[Data items]
• • •
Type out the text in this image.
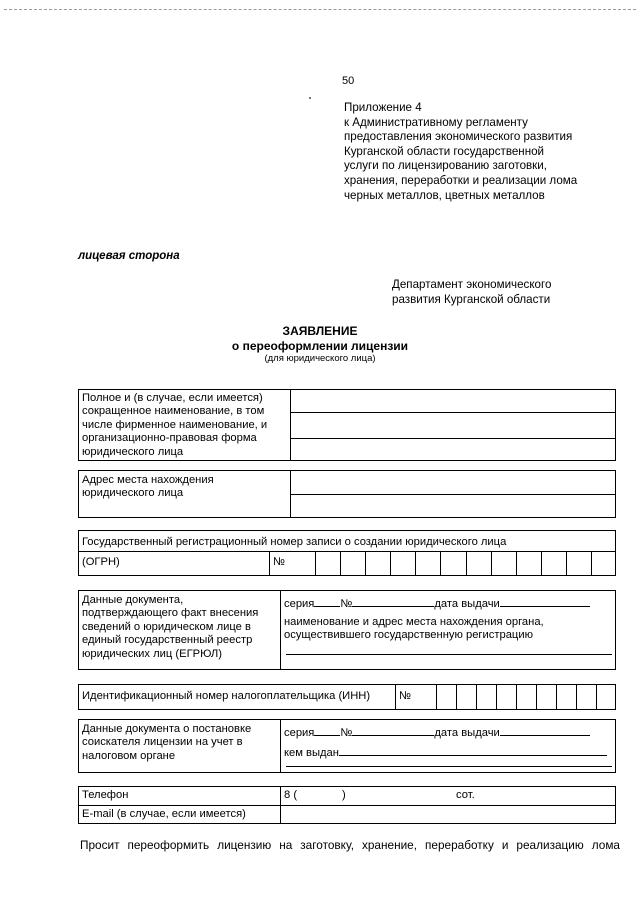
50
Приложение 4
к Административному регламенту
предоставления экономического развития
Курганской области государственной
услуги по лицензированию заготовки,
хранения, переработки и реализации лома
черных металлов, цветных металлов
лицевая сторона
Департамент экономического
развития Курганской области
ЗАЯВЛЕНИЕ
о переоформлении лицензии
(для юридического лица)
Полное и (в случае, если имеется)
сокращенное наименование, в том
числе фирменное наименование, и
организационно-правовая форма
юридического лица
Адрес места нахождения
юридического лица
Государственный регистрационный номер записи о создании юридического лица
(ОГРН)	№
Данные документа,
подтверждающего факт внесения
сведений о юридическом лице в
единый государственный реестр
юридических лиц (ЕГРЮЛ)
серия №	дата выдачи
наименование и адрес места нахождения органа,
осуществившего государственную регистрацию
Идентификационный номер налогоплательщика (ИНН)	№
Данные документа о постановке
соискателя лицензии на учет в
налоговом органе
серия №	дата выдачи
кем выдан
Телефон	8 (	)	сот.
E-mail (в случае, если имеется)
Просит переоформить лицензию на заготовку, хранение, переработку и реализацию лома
• • •
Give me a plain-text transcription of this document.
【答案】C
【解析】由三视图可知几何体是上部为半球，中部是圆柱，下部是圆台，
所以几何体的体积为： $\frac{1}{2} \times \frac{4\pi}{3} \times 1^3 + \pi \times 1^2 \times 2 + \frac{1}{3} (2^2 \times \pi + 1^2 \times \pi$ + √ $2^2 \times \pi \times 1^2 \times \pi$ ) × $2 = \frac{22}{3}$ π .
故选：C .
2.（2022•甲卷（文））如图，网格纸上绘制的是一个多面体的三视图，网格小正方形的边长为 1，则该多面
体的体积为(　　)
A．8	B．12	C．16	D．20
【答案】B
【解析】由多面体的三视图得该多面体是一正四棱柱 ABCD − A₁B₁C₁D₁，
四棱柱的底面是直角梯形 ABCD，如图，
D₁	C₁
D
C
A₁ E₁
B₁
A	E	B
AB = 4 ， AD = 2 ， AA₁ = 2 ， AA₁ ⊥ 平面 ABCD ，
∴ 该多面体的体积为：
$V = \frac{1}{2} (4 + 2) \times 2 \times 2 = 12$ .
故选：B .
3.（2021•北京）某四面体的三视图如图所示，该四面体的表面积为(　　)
• • •
**Exercise brief**
From the records, copy every line that has the string "документа" in it.

**Result of this exercise**
Данные документа,
Данные документа о постановке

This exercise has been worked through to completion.